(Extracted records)
** begin **
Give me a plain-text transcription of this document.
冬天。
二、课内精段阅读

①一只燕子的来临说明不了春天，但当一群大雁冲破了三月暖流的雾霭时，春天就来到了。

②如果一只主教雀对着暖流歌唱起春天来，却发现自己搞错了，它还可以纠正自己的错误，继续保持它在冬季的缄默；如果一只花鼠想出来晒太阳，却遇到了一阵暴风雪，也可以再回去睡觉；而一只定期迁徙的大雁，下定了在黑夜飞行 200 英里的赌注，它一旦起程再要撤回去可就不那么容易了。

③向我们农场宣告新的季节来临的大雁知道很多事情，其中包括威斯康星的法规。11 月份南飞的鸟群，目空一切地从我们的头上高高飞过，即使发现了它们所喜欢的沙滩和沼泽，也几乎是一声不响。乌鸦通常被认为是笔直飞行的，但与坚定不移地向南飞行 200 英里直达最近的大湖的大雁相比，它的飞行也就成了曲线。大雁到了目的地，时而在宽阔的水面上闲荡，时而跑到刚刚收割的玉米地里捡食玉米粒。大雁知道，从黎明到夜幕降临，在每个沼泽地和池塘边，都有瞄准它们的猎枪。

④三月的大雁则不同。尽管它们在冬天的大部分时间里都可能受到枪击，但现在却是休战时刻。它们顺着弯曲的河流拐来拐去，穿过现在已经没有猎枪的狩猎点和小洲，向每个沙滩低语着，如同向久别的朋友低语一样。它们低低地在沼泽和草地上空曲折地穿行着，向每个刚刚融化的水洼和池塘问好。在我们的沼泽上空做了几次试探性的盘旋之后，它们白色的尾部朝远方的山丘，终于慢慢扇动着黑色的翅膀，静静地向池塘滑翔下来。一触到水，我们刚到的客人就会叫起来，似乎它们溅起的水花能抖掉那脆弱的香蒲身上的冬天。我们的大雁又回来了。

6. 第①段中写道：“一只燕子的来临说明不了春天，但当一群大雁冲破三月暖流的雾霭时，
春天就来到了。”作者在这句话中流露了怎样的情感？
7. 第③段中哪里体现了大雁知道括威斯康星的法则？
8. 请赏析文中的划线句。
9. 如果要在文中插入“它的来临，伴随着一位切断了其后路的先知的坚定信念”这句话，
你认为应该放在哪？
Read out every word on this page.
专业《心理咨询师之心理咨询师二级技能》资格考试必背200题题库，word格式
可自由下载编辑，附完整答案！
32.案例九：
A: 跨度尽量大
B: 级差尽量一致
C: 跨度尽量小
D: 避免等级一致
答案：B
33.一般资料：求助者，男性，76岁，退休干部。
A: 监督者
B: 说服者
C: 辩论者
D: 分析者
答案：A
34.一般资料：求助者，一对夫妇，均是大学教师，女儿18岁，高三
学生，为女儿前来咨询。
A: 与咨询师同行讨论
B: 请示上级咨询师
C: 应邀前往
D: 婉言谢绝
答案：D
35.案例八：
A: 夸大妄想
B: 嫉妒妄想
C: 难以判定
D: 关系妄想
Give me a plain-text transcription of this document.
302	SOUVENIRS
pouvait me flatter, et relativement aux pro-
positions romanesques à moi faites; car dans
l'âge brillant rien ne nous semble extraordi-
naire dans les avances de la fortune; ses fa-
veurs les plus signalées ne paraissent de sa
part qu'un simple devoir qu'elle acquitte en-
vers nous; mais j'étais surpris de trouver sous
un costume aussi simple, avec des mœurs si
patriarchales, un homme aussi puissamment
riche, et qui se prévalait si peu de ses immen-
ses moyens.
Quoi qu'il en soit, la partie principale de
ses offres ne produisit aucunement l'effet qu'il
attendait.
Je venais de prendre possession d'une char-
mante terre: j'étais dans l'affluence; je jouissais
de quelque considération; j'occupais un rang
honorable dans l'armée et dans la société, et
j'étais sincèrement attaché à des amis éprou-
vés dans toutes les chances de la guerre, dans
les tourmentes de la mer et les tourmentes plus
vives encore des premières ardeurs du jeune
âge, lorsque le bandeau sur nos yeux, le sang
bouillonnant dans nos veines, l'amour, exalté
** end **
### SHORT TASK
Collect the lines that hold "plus".

### WRITTEN SOLUTION
veurs les plus signalées ne paraissent de sa
les tourmentes de la mer et les tourmentes plus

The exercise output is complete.